Estratto della pagina =>
..............................

Il 6 gennaio 1980, il presidente della Regione siciliana Piersanti Mattarella, considerato l'erede politico di Aldo Moro, viene assassinato. Dopo l'assoluzione, nel 1999, dei neofascisti Valerio Fioravanti e Gilberto Cavallini, a tutt'oggi si conoscono soltanto i mandanti mafiosi dell'omicidio, ma non gli esecutori materiali ed è ancora in corso un'inchiesta per individuarli.
Miguel Gotor prende le mosse dal delitto Mattarella per compiere un viaggio inquietante attraverso le stratificazioni del potere italiano soffermandosi sugli «ibridi connubi» tra neofascismo, massoneria occulta, mafia e apparati deviati dello Stato. La ricerca approfondisce anche le relazioni tra l'omicidio Mattarella e le stragi di Ustica e di Bologna di pochi mesi dopo, sullo sfondo di uno scenario internazionale in profondo cambiamento a causa della decisione degli Stati Uniti e della Nato di installare in Sicilia i missili Cruise contro la Libia e l'Unione Sovietica. L'autore affronta, con il rigore del metodo storico e uno stile avvincente, il contesto in cui l'assassinio di Mattarella è maturato, mettendo in luce temi e snodi che ancora incidono sulla storia del nostro Paese. Un libro importante sull'Italia di ieri che parla all'Italia di oggi e alla sua crisi.

..............................

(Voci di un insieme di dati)
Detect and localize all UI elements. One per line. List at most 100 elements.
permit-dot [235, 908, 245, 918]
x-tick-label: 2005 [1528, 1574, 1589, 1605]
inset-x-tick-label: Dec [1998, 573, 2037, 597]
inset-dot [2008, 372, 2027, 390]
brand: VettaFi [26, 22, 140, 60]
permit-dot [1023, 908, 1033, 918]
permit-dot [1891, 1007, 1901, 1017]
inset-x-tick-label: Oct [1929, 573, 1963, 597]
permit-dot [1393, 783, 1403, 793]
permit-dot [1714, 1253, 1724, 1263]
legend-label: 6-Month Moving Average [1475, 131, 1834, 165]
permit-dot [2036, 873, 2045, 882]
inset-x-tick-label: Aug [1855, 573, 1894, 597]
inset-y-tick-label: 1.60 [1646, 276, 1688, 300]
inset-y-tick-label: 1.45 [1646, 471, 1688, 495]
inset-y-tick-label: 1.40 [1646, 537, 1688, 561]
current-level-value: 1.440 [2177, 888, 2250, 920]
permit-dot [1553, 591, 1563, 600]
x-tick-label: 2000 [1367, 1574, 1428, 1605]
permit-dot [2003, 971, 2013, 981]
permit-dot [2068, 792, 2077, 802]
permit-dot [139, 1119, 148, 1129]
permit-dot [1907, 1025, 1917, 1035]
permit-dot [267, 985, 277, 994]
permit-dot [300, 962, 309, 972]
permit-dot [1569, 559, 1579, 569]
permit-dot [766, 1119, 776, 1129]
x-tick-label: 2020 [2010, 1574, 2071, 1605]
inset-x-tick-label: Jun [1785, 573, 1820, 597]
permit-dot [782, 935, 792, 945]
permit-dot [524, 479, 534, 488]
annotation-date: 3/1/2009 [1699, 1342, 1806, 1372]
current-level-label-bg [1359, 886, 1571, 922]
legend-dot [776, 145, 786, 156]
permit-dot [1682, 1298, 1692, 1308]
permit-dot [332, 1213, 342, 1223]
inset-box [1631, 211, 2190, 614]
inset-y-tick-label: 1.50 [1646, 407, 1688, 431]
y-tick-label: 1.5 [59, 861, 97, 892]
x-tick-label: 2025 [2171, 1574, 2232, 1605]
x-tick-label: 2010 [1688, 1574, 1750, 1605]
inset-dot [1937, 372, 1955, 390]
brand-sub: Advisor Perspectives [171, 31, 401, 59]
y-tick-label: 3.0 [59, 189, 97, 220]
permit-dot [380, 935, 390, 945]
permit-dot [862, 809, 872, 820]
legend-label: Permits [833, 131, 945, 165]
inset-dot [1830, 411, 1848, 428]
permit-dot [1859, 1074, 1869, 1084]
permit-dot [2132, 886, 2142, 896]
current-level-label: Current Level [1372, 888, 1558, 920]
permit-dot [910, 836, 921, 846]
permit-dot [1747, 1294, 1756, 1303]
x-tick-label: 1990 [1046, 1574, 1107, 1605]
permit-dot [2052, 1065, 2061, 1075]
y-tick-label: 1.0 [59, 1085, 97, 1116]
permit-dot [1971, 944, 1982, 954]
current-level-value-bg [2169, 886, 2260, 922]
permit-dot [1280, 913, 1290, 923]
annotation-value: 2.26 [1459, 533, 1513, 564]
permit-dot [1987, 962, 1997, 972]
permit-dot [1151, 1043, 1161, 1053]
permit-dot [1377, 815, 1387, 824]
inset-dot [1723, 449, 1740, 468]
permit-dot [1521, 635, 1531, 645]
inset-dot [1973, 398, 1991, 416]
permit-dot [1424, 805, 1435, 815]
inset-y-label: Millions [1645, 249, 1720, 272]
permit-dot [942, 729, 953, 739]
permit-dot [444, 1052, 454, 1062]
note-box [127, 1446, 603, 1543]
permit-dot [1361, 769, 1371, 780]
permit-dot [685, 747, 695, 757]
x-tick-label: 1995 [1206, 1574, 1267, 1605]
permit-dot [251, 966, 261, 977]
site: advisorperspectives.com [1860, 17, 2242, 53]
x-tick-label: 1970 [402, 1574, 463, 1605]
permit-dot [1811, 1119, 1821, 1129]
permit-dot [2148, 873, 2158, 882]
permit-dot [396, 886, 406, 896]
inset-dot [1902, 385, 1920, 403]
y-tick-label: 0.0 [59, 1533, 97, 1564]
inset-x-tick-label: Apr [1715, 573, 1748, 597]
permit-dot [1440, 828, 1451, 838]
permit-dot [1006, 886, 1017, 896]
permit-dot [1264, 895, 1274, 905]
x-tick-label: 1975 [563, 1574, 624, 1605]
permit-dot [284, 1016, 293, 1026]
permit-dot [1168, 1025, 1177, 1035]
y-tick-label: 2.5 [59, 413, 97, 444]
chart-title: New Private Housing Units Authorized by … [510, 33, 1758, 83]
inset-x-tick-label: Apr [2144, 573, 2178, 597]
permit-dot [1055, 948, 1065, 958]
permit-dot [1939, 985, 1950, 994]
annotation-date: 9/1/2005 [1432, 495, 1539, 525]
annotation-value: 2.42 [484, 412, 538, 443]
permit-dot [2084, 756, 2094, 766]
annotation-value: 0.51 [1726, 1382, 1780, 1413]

..............................

Parti dell'esercizio =>
**1)** Rispondi a queste domande sul testo sul delitto Mattarella:
(a) In che data viene assassinato Piersanti Mattarella?
(b) In che anno vengono assolti Valerio Fioravanti e Gilberto Cavallini?
(c) Dove decidono di installare i missili Cruise gli Stati Uniti e la Nato?
**2)** Riscrivi, per favore, la parte del testo sul delitto Mattarella che si apre con le parole contenenti "Miguel Gotor prende" e si chiude con "alla sua crisi.", cambiando "missili Cruise" in "missili da crociera".
I record non servono per svolgere l'esercizio.

Soluzioni =>
**1)**
(a) Il 6 gennaio 1980.
(b) Nel 1999.
(c) In Sicilia.

**2)**
Miguel Gotor prende le mosse dal delitto Mattarella per compiere un viaggio inquietante attraverso le stratificazioni del potere italiano soffermandosi sugli «ibridi connubi» tra neofascismo, massoneria occulta, mafia e apparati deviati dello Stato. La ricerca approfondisce anche le relazioni tra l'omicidio Mattarella e le stragi di Ustica e di Bologna di pochi mesi dopo, sullo sfondo di uno scenario internazionale in profondo cambiamento a causa della decisione degli Stati Uniti e della Nato di installare in Sicilia i missili da crociera contro la Libia e l'Unione Sovietica. L'autore affronta, con il rigore del metodo storico e uno stile avvincente, il contesto in cui l'assassinio di Mattarella è maturato, mettendo in luce temi e snodi che ancora incidono sulla storia del nostro Paese. Un libro importante sull'Italia di ieri che parla all'Italia di oggi e alla sua crisi.